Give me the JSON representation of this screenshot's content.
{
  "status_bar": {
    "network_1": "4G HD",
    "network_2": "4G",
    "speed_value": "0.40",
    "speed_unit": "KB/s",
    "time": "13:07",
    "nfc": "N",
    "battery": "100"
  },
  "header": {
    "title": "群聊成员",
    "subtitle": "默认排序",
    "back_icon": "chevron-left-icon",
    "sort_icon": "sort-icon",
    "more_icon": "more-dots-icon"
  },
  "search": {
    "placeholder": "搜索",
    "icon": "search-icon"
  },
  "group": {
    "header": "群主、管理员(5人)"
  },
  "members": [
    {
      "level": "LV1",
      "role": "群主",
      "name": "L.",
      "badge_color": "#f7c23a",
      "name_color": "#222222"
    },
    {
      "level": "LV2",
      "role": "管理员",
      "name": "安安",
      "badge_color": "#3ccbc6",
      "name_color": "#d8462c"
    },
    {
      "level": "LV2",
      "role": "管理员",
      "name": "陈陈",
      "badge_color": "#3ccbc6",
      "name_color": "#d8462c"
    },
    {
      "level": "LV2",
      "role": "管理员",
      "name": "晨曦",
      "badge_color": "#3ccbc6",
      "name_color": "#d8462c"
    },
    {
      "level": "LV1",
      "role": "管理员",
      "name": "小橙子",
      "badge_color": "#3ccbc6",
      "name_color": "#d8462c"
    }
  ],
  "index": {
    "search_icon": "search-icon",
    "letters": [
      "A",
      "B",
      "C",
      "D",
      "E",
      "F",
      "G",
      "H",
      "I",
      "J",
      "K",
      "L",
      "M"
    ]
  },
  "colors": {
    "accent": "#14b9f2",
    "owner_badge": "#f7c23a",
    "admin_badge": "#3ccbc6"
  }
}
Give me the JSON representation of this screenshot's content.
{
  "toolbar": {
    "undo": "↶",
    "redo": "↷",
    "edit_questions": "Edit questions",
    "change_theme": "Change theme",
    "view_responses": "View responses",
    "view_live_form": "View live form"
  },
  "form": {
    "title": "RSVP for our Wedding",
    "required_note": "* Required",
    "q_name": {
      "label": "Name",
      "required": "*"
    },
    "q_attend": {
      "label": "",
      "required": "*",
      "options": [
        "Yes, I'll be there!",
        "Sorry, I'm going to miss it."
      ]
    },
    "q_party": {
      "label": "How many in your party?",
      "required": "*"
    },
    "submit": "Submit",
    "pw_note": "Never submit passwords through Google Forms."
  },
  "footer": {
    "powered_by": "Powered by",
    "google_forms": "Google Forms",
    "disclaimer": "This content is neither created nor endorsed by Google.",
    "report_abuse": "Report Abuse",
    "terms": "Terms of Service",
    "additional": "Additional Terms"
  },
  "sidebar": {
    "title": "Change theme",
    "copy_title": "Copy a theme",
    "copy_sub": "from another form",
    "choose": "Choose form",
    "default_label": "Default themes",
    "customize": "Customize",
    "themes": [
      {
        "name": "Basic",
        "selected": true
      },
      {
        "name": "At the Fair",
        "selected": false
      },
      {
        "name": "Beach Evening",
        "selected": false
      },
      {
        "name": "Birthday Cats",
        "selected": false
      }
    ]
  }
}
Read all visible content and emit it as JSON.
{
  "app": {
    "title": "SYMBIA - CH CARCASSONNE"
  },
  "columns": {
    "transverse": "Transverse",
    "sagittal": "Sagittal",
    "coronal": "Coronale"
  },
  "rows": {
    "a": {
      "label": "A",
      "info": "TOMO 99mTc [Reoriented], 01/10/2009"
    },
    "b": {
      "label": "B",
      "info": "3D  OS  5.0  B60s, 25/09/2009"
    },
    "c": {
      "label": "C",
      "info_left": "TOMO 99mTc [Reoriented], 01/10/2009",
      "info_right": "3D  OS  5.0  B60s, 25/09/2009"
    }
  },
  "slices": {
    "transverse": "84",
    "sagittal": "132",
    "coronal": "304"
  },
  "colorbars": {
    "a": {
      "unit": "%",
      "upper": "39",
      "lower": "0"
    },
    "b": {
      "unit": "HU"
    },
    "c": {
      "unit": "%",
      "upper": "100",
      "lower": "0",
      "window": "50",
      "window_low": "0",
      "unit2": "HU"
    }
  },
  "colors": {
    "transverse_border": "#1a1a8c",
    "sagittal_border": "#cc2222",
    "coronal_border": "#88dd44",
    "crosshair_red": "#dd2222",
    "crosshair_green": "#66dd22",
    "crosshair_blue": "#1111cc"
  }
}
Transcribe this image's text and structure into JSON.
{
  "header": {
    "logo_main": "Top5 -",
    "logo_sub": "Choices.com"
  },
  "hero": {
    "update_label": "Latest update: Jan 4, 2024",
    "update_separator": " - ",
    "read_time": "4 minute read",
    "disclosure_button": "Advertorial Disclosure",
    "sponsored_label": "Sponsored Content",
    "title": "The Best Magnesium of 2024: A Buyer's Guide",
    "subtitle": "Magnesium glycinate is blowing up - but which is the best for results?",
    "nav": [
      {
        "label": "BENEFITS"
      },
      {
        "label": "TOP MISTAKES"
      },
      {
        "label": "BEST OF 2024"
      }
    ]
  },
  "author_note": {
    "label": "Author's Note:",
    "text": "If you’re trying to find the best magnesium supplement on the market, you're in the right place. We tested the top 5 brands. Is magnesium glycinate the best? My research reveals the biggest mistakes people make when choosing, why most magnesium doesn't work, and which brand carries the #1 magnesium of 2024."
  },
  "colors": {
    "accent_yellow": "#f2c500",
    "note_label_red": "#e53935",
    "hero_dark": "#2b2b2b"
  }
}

☆ ☆ ☆ ☆ ☆ ☆ ☆

> Problem to solve: Select and copy every line of the material that holds the string "themes".

> Solution for this problem:
    "default_label": "Default themes",
    "themes": [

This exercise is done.